## EXERCISE GOAL
Lines containing the word "text" are the ones to copy from the records below.

## INPUT FOR THIS TASK

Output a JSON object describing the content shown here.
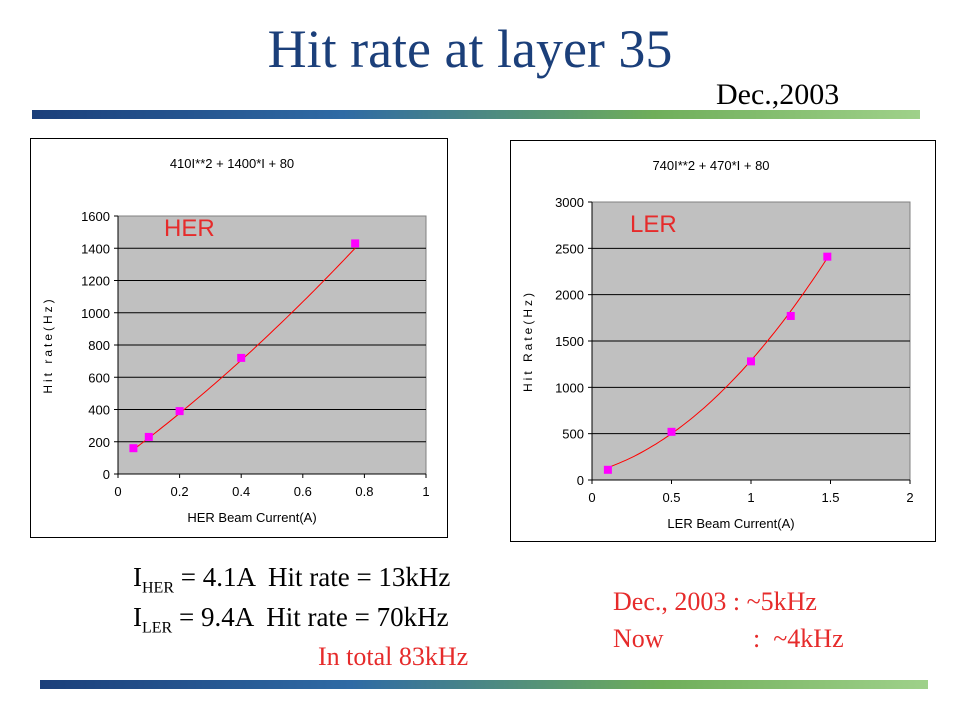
{
  "slide": {
    "title": "Hit rate at layer 35",
    "date": "Dec.,2003",
    "colors": {
      "title": "#1b3f7a",
      "highlight": "#e62b2b",
      "plot_bg": "#c0c0c0",
      "marker": "#ff00ff",
      "fit": "#ff0000"
    }
  },
  "info": {
    "her_line": {
      "symbol": "I",
      "sub": "HER",
      "text": " = 4.1A  Hit rate = 13kHz"
    },
    "ler_line": {
      "symbol": "I",
      "sub": "LER",
      "text": " = 9.4A  Hit rate = 70kHz"
    },
    "total": "In total 83kHz",
    "dec_line": "Dec., 2003 : ~5kHz",
    "now_label": "Now",
    "now_value": ":  ~4kHz"
  },
  "chart_data": [
    {
      "type": "scatter",
      "title": "410I**2 + 1400*I + 80",
      "label": "HER",
      "xlabel": "HER Beam Current(A)",
      "ylabel": "Hit rate(Hz)",
      "xlim": [
        0,
        1
      ],
      "ylim": [
        0,
        1600
      ],
      "xticks": [
        0,
        0.2,
        0.4,
        0.6,
        0.8,
        1
      ],
      "yticks": [
        0,
        200,
        400,
        600,
        800,
        1000,
        1200,
        1400,
        1600
      ],
      "fit": {
        "a": 410,
        "b": 1400,
        "c": 80,
        "range": [
          0.05,
          0.77
        ]
      },
      "points": [
        {
          "x": 0.05,
          "y": 160
        },
        {
          "x": 0.1,
          "y": 230
        },
        {
          "x": 0.2,
          "y": 390
        },
        {
          "x": 0.4,
          "y": 720
        },
        {
          "x": 0.77,
          "y": 1430
        }
      ],
      "grid": true
    },
    {
      "type": "scatter",
      "title": "740I**2 + 470*I + 80",
      "label": "LER",
      "xlabel": "LER Beam Current(A)",
      "ylabel": "Hit Rate(Hz)",
      "xlim": [
        0,
        2
      ],
      "ylim": [
        0,
        3000
      ],
      "xticks": [
        0,
        0.5,
        1,
        1.5,
        2
      ],
      "yticks": [
        0,
        500,
        1000,
        1500,
        2000,
        2500,
        3000
      ],
      "fit": {
        "a": 740,
        "b": 470,
        "c": 80,
        "range": [
          0.1,
          1.5
        ]
      },
      "points": [
        {
          "x": 0.1,
          "y": 110
        },
        {
          "x": 0.5,
          "y": 520
        },
        {
          "x": 1.0,
          "y": 1280
        },
        {
          "x": 1.25,
          "y": 1770
        },
        {
          "x": 1.48,
          "y": 2410
        }
      ],
      "grid": true
    }
  ]
}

## ANSWER FOR THIS EXERCISE
      "text": " = 4.1A  Hit rate = 13kHz"
      "text": " = 9.4A  Hit rate = 70kHz"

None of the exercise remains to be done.